[Supplied material]
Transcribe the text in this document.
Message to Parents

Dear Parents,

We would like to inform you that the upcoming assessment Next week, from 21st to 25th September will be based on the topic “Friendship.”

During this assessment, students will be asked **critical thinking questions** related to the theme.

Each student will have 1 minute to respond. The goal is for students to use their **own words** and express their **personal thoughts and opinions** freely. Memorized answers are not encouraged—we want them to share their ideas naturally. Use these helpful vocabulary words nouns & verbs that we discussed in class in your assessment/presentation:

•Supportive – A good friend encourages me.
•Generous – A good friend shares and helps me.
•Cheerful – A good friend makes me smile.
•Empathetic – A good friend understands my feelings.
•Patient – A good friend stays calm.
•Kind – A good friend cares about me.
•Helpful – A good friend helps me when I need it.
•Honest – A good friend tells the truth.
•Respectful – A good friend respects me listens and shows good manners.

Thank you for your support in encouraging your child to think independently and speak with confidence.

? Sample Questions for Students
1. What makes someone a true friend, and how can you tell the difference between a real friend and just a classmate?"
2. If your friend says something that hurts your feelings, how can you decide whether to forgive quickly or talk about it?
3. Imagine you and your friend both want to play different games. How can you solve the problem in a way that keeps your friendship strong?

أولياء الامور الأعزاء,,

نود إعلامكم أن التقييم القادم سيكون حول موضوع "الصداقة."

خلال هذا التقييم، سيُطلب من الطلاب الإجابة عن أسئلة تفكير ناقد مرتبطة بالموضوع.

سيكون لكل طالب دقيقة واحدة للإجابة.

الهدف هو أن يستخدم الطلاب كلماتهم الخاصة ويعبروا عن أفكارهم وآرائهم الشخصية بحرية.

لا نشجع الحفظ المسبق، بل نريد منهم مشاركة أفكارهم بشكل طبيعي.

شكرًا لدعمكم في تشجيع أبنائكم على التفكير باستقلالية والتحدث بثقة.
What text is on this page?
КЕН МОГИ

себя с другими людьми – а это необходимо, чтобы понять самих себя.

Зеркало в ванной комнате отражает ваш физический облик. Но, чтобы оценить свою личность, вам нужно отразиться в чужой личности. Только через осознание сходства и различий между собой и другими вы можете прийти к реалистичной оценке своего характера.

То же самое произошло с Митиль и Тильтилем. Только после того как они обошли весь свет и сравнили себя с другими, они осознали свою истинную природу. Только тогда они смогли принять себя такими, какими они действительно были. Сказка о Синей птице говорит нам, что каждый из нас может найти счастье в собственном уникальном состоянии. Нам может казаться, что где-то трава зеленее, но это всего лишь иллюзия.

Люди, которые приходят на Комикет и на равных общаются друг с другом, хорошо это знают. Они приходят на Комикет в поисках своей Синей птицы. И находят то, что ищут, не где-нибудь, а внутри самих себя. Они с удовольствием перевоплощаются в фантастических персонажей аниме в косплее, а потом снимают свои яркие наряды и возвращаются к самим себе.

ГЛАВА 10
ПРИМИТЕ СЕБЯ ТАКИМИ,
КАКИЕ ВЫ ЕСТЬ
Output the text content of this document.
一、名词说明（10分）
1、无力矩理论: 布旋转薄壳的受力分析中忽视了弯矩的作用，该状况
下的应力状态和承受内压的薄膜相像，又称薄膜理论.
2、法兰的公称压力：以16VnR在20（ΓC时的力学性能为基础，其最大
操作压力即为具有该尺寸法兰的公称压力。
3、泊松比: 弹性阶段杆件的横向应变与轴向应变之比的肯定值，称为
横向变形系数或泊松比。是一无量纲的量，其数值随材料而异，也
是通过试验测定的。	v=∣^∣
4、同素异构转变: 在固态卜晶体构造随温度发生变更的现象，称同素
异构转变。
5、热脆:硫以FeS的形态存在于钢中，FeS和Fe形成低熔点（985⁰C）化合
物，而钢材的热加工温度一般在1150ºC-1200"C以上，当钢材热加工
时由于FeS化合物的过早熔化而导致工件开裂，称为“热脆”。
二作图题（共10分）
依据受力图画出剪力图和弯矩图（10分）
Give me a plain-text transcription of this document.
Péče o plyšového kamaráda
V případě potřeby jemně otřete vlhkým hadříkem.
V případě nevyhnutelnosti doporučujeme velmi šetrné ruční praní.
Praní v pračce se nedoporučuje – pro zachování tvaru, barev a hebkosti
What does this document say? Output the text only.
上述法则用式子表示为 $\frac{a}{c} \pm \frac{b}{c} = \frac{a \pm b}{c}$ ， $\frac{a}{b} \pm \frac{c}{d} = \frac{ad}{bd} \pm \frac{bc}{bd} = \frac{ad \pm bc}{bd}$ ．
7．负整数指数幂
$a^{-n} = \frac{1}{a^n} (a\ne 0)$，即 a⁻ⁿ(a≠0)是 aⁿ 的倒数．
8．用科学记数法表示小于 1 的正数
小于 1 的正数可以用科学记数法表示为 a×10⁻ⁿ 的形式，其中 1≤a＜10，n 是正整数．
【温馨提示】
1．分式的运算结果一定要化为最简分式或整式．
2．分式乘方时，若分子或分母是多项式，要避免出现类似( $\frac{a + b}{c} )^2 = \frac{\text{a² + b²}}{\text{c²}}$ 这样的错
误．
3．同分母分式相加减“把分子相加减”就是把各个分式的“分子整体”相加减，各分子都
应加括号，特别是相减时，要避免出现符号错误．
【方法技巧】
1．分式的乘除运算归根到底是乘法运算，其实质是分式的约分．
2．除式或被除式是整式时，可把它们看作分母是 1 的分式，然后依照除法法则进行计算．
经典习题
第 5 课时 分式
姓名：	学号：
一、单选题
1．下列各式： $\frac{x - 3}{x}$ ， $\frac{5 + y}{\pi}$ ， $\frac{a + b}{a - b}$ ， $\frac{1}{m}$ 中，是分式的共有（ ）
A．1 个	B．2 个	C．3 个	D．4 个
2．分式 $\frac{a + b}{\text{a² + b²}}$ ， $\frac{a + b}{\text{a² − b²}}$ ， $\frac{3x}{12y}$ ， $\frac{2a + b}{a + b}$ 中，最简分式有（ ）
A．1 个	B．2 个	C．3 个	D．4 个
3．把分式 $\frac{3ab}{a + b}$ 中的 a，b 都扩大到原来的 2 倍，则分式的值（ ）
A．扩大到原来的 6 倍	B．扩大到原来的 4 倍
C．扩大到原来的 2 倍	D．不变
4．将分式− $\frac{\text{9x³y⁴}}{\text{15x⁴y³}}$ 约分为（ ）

[Given request]
Tally the lines in the listing that hold "чтобы" and report the number alone.

[Solution to this task]
2